Scan the entries below for lines holding "content". Give the number of such lines alone.

------ Data extracts

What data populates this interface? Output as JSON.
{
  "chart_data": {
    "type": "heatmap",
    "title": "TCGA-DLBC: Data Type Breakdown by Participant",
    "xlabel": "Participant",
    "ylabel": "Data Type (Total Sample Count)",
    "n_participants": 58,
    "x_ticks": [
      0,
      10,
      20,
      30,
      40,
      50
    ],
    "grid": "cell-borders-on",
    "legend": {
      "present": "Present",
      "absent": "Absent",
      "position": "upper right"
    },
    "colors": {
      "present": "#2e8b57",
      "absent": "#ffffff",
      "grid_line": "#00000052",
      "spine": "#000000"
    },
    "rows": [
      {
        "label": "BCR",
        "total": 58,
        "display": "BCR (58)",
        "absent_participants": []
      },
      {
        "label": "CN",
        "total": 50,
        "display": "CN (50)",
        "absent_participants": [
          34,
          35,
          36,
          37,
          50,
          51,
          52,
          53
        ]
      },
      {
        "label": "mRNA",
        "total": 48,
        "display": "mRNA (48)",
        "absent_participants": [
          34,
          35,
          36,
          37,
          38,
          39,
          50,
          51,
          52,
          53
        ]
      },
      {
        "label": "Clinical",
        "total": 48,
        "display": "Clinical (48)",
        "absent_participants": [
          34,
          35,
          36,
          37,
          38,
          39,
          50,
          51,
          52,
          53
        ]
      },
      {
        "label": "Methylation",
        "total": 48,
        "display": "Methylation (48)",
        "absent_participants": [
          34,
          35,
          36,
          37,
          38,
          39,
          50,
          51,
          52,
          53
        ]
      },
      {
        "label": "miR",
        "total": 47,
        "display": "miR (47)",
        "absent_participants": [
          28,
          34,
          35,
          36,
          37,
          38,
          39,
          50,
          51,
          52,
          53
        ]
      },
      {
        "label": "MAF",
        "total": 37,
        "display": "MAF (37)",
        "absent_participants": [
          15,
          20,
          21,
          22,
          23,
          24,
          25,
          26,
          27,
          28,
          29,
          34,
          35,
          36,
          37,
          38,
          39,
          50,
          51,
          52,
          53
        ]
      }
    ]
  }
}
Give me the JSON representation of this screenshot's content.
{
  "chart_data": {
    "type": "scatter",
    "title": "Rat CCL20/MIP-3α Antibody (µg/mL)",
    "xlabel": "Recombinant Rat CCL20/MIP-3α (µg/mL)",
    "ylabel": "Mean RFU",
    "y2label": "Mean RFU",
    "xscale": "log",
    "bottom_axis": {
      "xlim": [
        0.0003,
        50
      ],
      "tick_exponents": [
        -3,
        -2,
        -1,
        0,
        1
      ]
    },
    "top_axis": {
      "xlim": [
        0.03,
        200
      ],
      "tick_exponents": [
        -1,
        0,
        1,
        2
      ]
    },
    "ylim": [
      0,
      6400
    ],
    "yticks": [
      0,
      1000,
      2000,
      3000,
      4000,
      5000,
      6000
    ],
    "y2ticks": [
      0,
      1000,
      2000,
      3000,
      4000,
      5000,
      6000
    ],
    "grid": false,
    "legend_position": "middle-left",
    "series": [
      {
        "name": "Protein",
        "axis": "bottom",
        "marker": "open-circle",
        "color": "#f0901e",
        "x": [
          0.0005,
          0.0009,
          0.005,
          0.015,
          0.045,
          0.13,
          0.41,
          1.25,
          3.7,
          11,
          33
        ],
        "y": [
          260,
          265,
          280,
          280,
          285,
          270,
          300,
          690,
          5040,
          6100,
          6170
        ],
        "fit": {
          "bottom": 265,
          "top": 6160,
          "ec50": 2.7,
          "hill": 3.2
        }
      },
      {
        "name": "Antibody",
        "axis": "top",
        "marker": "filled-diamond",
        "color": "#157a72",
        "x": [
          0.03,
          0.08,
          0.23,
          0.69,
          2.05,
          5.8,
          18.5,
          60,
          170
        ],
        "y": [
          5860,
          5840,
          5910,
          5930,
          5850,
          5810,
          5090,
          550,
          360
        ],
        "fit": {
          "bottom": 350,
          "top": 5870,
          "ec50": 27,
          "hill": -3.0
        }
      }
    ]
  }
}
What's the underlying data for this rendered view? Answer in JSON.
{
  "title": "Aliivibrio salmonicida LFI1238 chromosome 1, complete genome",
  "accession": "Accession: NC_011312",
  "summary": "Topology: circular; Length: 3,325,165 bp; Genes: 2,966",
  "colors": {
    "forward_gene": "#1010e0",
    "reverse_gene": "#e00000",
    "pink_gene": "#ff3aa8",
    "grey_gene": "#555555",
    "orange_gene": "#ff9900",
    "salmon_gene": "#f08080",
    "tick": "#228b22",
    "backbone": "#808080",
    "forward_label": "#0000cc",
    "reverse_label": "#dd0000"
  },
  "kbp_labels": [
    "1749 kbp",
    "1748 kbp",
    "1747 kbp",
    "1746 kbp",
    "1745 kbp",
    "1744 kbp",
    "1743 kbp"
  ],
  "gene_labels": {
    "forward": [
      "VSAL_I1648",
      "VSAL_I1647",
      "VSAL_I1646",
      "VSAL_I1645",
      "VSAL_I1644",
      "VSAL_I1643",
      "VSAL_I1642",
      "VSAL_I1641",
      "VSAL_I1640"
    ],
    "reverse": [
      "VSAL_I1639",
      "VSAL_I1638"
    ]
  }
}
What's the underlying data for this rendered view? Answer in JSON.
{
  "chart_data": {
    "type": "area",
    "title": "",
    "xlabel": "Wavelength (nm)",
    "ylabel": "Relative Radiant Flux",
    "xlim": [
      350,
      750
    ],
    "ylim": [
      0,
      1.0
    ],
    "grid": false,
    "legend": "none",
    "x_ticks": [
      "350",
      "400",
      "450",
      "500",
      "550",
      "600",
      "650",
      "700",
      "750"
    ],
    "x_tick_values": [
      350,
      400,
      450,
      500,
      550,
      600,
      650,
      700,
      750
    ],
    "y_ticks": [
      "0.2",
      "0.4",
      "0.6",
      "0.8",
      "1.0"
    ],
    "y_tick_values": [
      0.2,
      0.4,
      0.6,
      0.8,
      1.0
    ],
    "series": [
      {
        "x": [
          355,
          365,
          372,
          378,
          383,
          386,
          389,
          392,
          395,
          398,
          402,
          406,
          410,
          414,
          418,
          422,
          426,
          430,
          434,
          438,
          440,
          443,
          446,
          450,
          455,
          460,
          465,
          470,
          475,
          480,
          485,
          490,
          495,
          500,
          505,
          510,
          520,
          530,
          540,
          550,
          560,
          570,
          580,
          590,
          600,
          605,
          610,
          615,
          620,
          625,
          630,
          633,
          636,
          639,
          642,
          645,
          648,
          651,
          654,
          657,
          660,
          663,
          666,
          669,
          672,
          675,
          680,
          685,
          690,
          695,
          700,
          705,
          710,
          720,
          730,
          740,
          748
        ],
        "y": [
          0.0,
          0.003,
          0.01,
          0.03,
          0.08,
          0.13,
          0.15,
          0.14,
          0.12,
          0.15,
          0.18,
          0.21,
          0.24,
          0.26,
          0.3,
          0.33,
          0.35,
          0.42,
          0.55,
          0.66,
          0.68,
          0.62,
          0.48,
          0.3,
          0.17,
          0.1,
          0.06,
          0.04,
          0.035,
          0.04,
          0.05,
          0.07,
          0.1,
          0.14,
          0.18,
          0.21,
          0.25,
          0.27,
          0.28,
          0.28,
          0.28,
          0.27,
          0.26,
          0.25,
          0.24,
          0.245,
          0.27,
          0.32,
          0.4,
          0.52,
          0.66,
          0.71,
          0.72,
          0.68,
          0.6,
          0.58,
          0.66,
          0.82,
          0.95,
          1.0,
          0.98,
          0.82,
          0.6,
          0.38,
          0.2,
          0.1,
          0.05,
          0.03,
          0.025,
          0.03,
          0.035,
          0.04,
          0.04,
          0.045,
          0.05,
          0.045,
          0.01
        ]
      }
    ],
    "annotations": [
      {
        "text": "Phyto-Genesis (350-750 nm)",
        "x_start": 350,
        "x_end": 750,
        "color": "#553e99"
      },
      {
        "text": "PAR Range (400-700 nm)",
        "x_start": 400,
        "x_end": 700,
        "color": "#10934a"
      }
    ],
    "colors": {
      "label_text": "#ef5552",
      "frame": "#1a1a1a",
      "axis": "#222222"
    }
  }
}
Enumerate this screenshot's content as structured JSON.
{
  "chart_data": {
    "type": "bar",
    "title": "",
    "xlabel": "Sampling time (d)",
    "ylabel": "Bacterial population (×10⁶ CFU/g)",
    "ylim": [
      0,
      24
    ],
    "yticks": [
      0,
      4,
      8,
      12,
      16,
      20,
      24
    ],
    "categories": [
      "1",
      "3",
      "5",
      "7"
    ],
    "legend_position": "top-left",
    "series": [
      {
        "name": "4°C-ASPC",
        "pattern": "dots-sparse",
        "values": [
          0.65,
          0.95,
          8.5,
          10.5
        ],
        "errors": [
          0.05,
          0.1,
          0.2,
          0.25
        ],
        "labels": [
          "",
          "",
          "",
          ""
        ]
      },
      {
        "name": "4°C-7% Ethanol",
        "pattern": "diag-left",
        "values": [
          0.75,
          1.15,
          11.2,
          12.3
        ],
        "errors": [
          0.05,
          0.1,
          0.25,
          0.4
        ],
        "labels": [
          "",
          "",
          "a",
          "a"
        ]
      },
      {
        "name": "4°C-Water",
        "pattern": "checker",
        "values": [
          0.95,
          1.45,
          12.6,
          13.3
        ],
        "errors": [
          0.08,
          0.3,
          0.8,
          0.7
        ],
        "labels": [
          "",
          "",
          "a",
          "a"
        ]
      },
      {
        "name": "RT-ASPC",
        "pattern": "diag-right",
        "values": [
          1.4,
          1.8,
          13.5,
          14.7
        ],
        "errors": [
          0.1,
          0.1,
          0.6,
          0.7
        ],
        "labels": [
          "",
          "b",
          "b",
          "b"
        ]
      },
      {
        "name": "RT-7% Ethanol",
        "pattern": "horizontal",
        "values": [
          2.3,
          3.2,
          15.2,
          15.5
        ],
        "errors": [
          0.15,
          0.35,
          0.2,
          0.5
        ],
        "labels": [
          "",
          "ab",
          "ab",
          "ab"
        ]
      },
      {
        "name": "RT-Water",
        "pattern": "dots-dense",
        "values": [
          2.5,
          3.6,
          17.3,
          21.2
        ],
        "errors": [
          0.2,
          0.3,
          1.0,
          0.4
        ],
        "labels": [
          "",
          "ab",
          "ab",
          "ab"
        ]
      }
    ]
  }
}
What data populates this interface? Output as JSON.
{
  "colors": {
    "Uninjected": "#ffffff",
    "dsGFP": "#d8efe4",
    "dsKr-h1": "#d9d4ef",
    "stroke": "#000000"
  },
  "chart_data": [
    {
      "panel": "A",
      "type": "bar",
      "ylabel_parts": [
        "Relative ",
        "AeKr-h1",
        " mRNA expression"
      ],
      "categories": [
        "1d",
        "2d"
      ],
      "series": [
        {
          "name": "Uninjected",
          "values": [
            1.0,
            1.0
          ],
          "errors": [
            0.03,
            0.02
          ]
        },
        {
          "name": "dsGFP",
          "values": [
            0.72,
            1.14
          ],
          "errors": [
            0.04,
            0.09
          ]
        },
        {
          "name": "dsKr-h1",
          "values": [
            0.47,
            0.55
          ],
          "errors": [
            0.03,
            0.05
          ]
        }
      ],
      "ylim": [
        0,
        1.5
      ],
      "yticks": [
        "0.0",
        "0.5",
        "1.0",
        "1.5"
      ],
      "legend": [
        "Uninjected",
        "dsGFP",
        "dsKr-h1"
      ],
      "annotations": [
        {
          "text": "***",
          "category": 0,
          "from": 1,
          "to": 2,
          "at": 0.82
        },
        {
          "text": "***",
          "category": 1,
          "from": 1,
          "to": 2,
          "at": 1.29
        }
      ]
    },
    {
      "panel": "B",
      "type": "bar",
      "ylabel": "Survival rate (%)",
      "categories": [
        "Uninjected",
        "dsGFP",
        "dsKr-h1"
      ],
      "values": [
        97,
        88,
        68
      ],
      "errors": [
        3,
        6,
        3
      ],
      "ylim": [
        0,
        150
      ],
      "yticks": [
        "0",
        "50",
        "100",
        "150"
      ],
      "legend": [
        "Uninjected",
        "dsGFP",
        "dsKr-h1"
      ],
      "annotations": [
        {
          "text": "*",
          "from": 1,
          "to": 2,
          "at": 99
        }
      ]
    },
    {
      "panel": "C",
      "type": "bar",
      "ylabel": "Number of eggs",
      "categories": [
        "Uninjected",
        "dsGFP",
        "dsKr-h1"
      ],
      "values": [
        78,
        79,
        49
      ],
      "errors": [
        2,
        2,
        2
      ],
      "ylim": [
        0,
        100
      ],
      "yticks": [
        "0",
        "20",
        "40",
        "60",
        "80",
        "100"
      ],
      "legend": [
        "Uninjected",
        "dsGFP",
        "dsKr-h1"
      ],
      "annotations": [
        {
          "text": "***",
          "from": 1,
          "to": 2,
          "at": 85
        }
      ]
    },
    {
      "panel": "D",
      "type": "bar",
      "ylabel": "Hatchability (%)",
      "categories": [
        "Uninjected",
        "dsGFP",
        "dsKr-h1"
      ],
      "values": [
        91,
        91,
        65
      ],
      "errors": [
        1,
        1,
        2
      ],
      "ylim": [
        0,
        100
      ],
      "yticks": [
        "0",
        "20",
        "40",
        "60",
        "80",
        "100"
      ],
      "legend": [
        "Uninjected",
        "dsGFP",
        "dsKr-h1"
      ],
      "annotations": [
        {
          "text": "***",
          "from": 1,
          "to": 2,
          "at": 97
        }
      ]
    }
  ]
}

------------

Solution to this task ▸
2